Отрывок текста
┄┄┄┄┄┄┄┄┄┄┄┄┄┄┄┄┄┄┄┄

Иван Моисеевич сначала как-то сторонился нашей беседы и норовил все больше выходить на балкон, где в горшочках и в ящиках росло много цветов. Но потом, расчесав гребешком свои редкие седые волосы, подсел к столу какой-то немного настороженный и напряженный, должно быть пытаясь уяснить себе цель моего прихода.
Сын был похож на отца продолговатым, почти иконописным овалом лица, тонкими чертами, которые с годами у Ивана Моисеевича слегка расплылись, но все еще хранили отпечаток твердости характера. Видно было, что он прибаливает, хотя крепка еще мускульная энергия в его подсушенном временем теле.
Книга, которую читал Иван Моисеевич, оказалась библиотечной, но было много и своих, и я вспомнил, как выглядела домашняя библиотека у Коновалова: там главенствовали учебники, а не беллетристика.
Да, видно, дед выполняет в семье Кутяевых обязанности «лоцмана в книжном мире», выводя уже всю семью на цель, на хорошую книгу.
Потом я отметил про себя, что Коновалов не собирает и «архив», ну хотя бы фотографии своих строек, а Кутяевы стараются купить все, что напоминает о тех замечательных сооружениях, которые они монтировали.
В числе памятных книг оказался и прекрасно изданный альбом фотографий МГУ — подарочное издание, которое Евгений Иванович положил передо мною на стол.
Втроем мы разглядывали известное во всем мире сооружение. И особенно — главный тридцатидвухэтажный его корпус, высота которого вместе со шпилем — 239 метров. В пятидесятые годы это было самое высокое здание в Москве.
Глядя на эту фотографию, я вспомнил пятидесятый год, стройплощадку, куда я ездил с редакционным заданием по набережной Москвы-реки, от Киевского вокзала, мимо мосфильмовского городка. Вспомнил первую ползущую в небо стальную этажерку металлоконструкций и нервную дрожь — в этом не стыдно признаться, — которую я испытывал, когда влезал на высоту и проходил там по шатким, как мне казалось, настилам, а кое-где и по узкой грани какой-нибудь балки, висящей на двухсотметровом уровне над землей.

┄┄┄┄┄┄┄┄┄┄┄┄┄┄┄┄┄┄┄┄

Исходные данные
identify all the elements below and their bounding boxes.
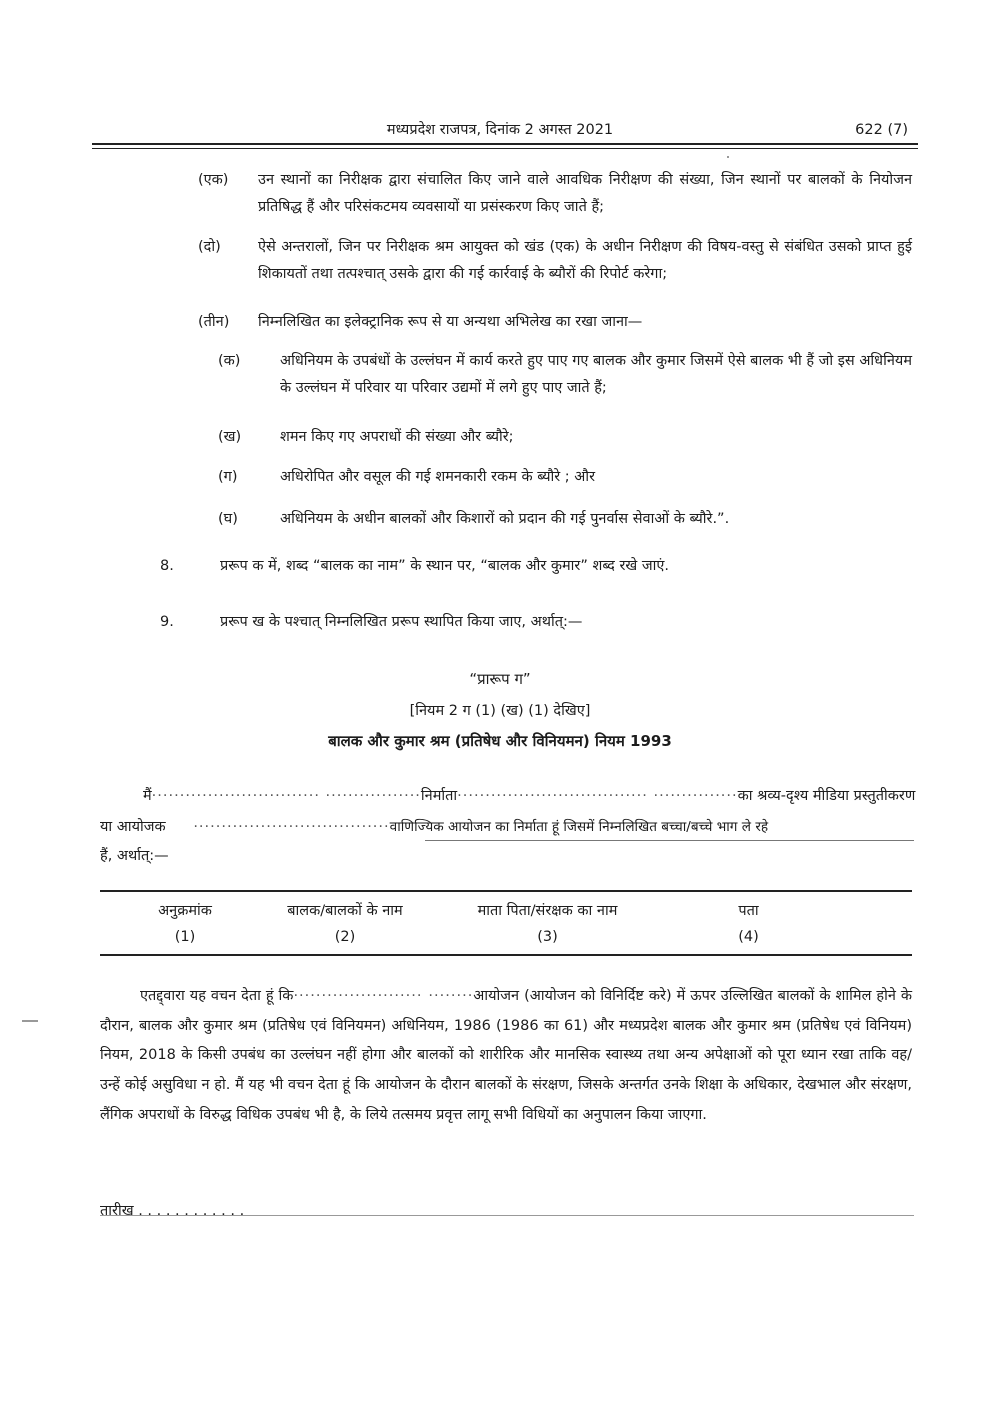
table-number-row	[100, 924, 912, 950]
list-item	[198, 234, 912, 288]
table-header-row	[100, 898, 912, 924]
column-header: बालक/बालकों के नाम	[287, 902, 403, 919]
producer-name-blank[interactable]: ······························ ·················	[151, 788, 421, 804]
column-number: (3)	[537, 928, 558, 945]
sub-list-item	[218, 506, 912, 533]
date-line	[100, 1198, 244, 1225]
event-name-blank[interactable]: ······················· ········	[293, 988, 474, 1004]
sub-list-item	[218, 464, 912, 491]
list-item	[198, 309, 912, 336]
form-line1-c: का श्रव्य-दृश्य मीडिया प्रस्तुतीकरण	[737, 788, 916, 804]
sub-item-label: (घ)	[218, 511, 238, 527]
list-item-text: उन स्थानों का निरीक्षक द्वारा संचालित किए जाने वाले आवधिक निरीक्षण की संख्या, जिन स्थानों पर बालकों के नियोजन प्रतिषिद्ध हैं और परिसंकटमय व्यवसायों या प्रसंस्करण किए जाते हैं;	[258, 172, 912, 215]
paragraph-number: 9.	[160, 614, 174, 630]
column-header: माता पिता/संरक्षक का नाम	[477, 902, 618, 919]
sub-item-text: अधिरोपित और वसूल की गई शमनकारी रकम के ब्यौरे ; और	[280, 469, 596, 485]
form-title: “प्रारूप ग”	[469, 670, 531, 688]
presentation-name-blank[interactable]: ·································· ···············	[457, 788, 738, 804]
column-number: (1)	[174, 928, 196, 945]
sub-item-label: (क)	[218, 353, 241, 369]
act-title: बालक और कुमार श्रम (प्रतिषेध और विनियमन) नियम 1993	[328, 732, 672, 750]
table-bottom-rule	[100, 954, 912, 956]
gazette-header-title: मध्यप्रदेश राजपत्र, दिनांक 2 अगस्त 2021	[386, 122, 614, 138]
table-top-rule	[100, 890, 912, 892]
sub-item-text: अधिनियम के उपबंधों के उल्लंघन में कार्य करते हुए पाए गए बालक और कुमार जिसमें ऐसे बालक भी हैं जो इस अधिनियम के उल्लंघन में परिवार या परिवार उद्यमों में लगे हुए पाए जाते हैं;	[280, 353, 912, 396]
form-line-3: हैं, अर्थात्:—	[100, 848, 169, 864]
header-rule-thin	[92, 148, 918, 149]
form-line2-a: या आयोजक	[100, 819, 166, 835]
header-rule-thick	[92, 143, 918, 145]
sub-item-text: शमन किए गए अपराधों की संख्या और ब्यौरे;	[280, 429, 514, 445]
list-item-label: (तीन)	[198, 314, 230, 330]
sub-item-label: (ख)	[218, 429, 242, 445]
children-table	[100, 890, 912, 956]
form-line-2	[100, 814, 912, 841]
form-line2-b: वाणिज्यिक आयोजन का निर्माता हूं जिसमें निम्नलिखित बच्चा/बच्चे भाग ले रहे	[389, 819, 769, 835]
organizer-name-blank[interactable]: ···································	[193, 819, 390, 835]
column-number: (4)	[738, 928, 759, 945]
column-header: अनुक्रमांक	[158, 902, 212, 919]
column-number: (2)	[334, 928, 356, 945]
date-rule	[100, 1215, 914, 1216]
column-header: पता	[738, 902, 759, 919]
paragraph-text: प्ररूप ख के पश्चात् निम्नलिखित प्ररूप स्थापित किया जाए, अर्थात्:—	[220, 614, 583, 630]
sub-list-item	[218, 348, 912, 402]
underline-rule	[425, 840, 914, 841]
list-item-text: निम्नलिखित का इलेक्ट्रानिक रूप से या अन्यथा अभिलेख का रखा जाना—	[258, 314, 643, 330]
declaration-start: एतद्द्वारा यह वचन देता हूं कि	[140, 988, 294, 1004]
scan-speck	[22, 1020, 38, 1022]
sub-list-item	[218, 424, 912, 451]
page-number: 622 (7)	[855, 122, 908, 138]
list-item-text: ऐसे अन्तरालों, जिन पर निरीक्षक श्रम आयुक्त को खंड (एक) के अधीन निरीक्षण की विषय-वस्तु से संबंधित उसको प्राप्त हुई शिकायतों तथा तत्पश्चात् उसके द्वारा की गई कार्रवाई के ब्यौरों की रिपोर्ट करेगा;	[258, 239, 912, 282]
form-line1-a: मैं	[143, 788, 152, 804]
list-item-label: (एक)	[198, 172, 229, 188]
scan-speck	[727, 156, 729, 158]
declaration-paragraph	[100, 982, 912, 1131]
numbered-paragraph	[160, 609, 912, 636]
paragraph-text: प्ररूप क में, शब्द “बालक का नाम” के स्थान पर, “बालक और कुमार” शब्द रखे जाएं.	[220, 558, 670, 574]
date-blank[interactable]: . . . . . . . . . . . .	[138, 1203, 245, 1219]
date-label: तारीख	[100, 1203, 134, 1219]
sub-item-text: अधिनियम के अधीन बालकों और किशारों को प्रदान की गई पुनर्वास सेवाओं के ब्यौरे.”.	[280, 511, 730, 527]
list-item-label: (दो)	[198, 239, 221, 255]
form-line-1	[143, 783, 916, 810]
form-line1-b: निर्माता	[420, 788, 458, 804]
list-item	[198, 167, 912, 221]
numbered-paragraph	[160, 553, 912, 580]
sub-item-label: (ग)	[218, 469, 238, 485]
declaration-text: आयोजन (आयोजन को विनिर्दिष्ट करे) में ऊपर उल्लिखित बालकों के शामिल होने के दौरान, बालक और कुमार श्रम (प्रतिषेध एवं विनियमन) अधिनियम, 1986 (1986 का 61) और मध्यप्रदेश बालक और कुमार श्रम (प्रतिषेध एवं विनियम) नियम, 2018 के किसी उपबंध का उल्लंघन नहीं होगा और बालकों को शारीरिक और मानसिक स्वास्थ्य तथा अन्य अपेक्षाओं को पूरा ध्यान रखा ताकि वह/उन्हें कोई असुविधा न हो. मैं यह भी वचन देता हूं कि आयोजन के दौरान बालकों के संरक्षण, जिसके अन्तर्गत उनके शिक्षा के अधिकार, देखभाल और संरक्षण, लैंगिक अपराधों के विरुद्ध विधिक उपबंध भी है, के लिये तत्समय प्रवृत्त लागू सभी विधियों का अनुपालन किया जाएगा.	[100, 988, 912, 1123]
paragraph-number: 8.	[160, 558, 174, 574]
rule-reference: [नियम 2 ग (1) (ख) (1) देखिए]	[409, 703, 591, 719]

┄┄┄┄┄┄┄┄┄┄┄┄┄┄┄┄┄┄┄┄

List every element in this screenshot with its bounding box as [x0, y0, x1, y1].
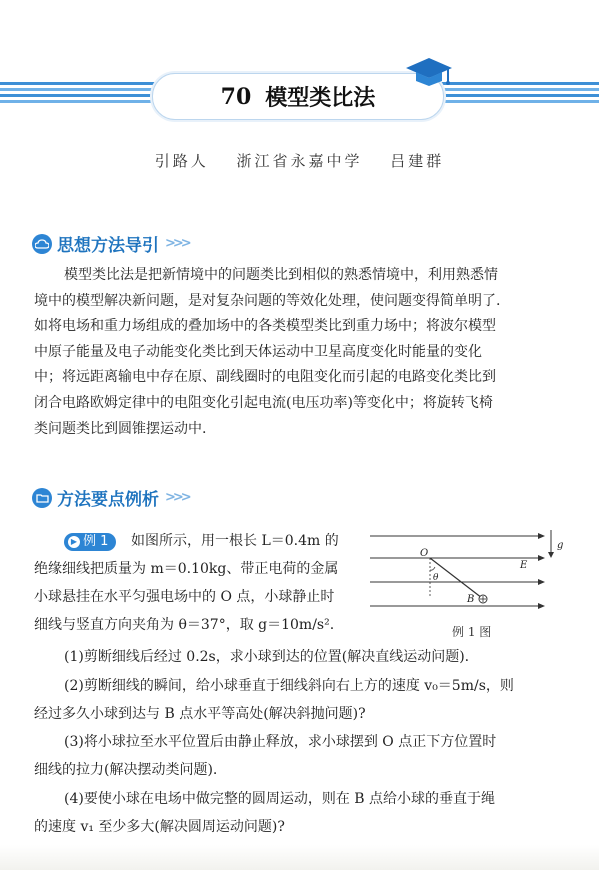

┄┄┄┄┄┄┄┄┄┄┄┄┄┄┄┄┄┄┄┄

Что сделать
a: Какова, согласно отрывку о семье Кутяевых, высота главного корпуса МГУ вместе со шпилем?
b: Напишите продолжение отрывка о семье Кутяевых, начав сразу после его последнего предложения.

Ответы к заданиям
a: 239 метров.

b:
К сожалению, я не сохранил записную книжку тех лет. Возможно, там были пометки об отце и сыне Кутяевых. Лица Ивана Моисеевича я не помнил. Но ведь важно то, что помнил сам Кутяев-старший. Он вдруг оживился, повеселел, глядя на фотографии, видно, мысленный его взор, подогретый жаром воспоминаний, обратился не только к МГУ, но и к более далеким временам, когда сам Иван Моисеевич был молод и только начинал жизнь.
«Дед» в девятом году начал на Урале, на Усть-Катавском заводе около Златоуста. Плотничал.
— Тогда монтажники по дереву были главным образом, — сказал мне Евгений Иванович не без гордости за отца, и сам Иван Моисеевич кивнул, подтверждая, что было это очень давно.
Начало! Плотничая, он строит мосты, и первый через Волгу. В те годы, вспомните, строил свой Сибирский мост Петр Алексеевич Мамонтов.
1909—1958 годы. Тире, соединяющее эти сроки трудовой жизни, охватывает две мировые войны. И Великую революцию. И революцию техническую. Да, Иван Моисеевич успел узнать эпоху топора, лопаты, тачки и десятичасового рабочего дня, время деревянных подъемных кранов, примитивных лебедок, которые приходилось крутить вручную. Иван Моисеевич возводил затем плотины, шлюзы, заводы ЗИЛ, Малолитражный в Москве, станцию метро «Маяковская», Крымский мост, после которого и попал на МГУ, а затем на строительство стадиона в Лужниках.
— И плотничать, и клепать пришлось, и сверлить, и варить металл — все уметь! На моем веку металла переворочено — миллион тонн! — сказал мне Иван Моисеевич и взглянул при этом на свои руки, лежащие на скатерти стола, — словно бы слегка расплюснутые кисти с крупно вздувшимися венами на тыльной их стороне, с той стариковской желтизной и пигментацией кожи, которая, может быть, более всего говорила о возрасте. Он посмотрел на свои руки как будто бы с удивлением, что они, столько сделавшие за полвека труда, еще крепки мускульной силой и гибкостью.
— Была у нас со старухой серебряная свадьба, а подсчитали, что вместе провели всего-то три с половиной года. Вот жизнь монтажников, — вспомнил вдруг Иван Моисеевич, должно быть потому, что речь зашла о его трудах, и добавил грустно: — Один сын погиб в войну, второй инвалид войны, третий в деревне живет, а я с самым младшим. Все работал — крепился до шестидесяти четырех, не хотелось уходить с монтажа, привык к людям.
— Ну, это хорошо, а ты ведь шпиль поднимал на МГУ, — сказал Евгений Иванович, желая, должно быть, навести отца на приятные ему воспоминания.
Я заметил, как Иван Моисеевич оценил это напоминание легкой улыбкой.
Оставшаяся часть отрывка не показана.